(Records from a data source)
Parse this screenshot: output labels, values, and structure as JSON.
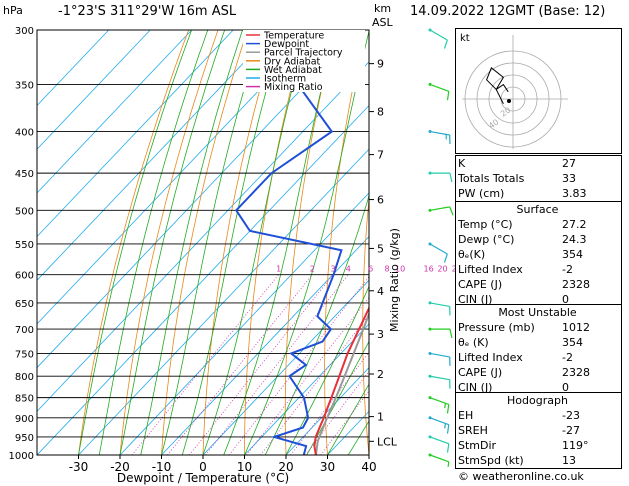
{
  "header": {
    "hpa_label": "hPa",
    "location": "-1°23'S 311°29'W 16m ASL",
    "km_label": "km",
    "asl_label": "ASL",
    "datetime": "14.09.2022 12GMT (Base: 12)",
    "credit": "© weatheronline.co.uk"
  },
  "chart_data": {
    "type": "skew-t",
    "xlabel": "Dewpoint / Temperature (°C)",
    "ylabel_right": "Mixing Ratio (g/kg)",
    "x_ticks": [
      -30,
      -20,
      -10,
      0,
      10,
      20,
      30,
      40
    ],
    "pressure_levels": [
      300,
      350,
      400,
      450,
      500,
      550,
      600,
      650,
      700,
      750,
      800,
      850,
      900,
      950,
      1000
    ],
    "km_ticks": [
      {
        "label": "9",
        "p": 330
      },
      {
        "label": "8",
        "p": 378
      },
      {
        "label": "7",
        "p": 427
      },
      {
        "label": "6",
        "p": 485
      },
      {
        "label": "5",
        "p": 557
      },
      {
        "label": "4",
        "p": 628
      },
      {
        "label": "3",
        "p": 710
      },
      {
        "label": "2",
        "p": 795
      },
      {
        "label": "1",
        "p": 897
      },
      {
        "label": "LCL",
        "p": 962
      }
    ],
    "mixing_ratio_labels": [
      "1",
      "2",
      "3",
      "4",
      "6",
      "8",
      "10",
      "16",
      "20",
      "25"
    ],
    "mixing_ratio_values": [
      1,
      2,
      3,
      4,
      6,
      8,
      10,
      16,
      20,
      25
    ],
    "legend": [
      {
        "name": "Temperature",
        "color": "#e8303a"
      },
      {
        "name": "Dewpoint",
        "color": "#1f4fd6"
      },
      {
        "name": "Parcel Trajectory",
        "color": "#999999"
      },
      {
        "name": "Dry Adiabat",
        "color": "#e8881a"
      },
      {
        "name": "Wet Adiabat",
        "color": "#22aa22"
      },
      {
        "name": "Isotherm",
        "color": "#22aaee"
      },
      {
        "name": "Mixing Ratio",
        "color": "#cc33aa"
      }
    ],
    "temperature": [
      [
        1000,
        27.2
      ],
      [
        975,
        24.8
      ],
      [
        950,
        23.0
      ],
      [
        925,
        21.8
      ],
      [
        900,
        20.6
      ],
      [
        875,
        19.2
      ],
      [
        850,
        17.8
      ],
      [
        800,
        14.8
      ],
      [
        750,
        11.6
      ],
      [
        700,
        8.8
      ],
      [
        650,
        5.8
      ],
      [
        600,
        2.4
      ],
      [
        550,
        -1.6
      ],
      [
        500,
        -5.6
      ],
      [
        450,
        -10.8
      ],
      [
        400,
        -16.8
      ],
      [
        350,
        -24.4
      ],
      [
        300,
        -33.0
      ]
    ],
    "dewpoint": [
      [
        1000,
        24.3
      ],
      [
        975,
        22.8
      ],
      [
        950,
        13.0
      ],
      [
        925,
        17.8
      ],
      [
        900,
        16.8
      ],
      [
        850,
        11.2
      ],
      [
        800,
        2.8
      ],
      [
        775,
        4.2
      ],
      [
        750,
        -2.0
      ],
      [
        725,
        2.8
      ],
      [
        700,
        2.0
      ],
      [
        675,
        -4.2
      ],
      [
        650,
        -6.0
      ],
      [
        600,
        -9.8
      ],
      [
        560,
        -13.5
      ],
      [
        530,
        -40.0
      ],
      [
        500,
        -48.0
      ],
      [
        450,
        -48.0
      ],
      [
        400,
        -43.0
      ],
      [
        350,
        -62.0
      ],
      [
        320,
        -66.0
      ],
      [
        300,
        -65.0
      ]
    ],
    "parcel": [
      [
        1000,
        27.2
      ],
      [
        962,
        24.5
      ],
      [
        900,
        21.4
      ],
      [
        850,
        18.9
      ],
      [
        800,
        16.1
      ],
      [
        700,
        9.8
      ],
      [
        600,
        2.3
      ],
      [
        500,
        -6.6
      ],
      [
        400,
        -17.8
      ],
      [
        300,
        -32.0
      ]
    ],
    "wind_barbs": [
      {
        "p": 1000,
        "dir": 110,
        "kt": 5
      },
      {
        "p": 950,
        "dir": 110,
        "kt": 10
      },
      {
        "p": 900,
        "dir": 110,
        "kt": 15
      },
      {
        "p": 850,
        "dir": 110,
        "kt": 15
      },
      {
        "p": 800,
        "dir": 100,
        "kt": 10
      },
      {
        "p": 750,
        "dir": 100,
        "kt": 10
      },
      {
        "p": 700,
        "dir": 90,
        "kt": 10
      },
      {
        "p": 650,
        "dir": 100,
        "kt": 10
      },
      {
        "p": 550,
        "dir": 120,
        "kt": 10
      },
      {
        "p": 500,
        "dir": 80,
        "kt": 10
      },
      {
        "p": 450,
        "dir": 90,
        "kt": 10
      },
      {
        "p": 400,
        "dir": 100,
        "kt": 15
      },
      {
        "p": 350,
        "dir": 110,
        "kt": 10
      },
      {
        "p": 300,
        "dir": 120,
        "kt": 10
      }
    ],
    "wind_barb_colors": [
      "#22cc22",
      "#22ccaa",
      "#22aacc"
    ],
    "hodograph": {
      "label": "kt",
      "ring_labels": [
        "20",
        "40"
      ],
      "points": [
        [
          -4,
          2
        ],
        [
          -7,
          -4
        ],
        [
          -11,
          -8
        ],
        [
          -9,
          -13
        ],
        [
          -4,
          -9
        ],
        [
          -7,
          -4
        ],
        [
          -4,
          -6
        ],
        [
          -2,
          -3
        ]
      ]
    }
  },
  "indices": {
    "top": [
      {
        "label": "K",
        "value": "27"
      },
      {
        "label": "Totals Totals",
        "value": "33"
      },
      {
        "label": "PW (cm)",
        "value": "3.83"
      }
    ],
    "surface": {
      "title": "Surface",
      "rows": [
        {
          "label": "Temp (°C)",
          "value": "27.2"
        },
        {
          "label": "Dewp (°C)",
          "value": "24.3"
        },
        {
          "label": "θₑ(K)",
          "value": "354"
        },
        {
          "label": "Lifted Index",
          "value": "-2"
        },
        {
          "label": "CAPE (J)",
          "value": "2328"
        },
        {
          "label": "CIN (J)",
          "value": "0"
        }
      ]
    },
    "most_unstable": {
      "title": "Most Unstable",
      "rows": [
        {
          "label": "Pressure (mb)",
          "value": "1012"
        },
        {
          "label": "θₑ (K)",
          "value": "354"
        },
        {
          "label": "Lifted Index",
          "value": "-2"
        },
        {
          "label": "CAPE (J)",
          "value": "2328"
        },
        {
          "label": "CIN (J)",
          "value": "0"
        }
      ]
    },
    "hodograph": {
      "title": "Hodograph",
      "rows": [
        {
          "label": "EH",
          "value": "-23"
        },
        {
          "label": "SREH",
          "value": "-27"
        },
        {
          "label": "StmDir",
          "value": "119°"
        },
        {
          "label": "StmSpd (kt)",
          "value": "13"
        }
      ]
    }
  }
}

__REQUIRED TASK__: Count every line in the data where the string "title" occurs. Give nothing except the number.

__TASK RESULT__: 3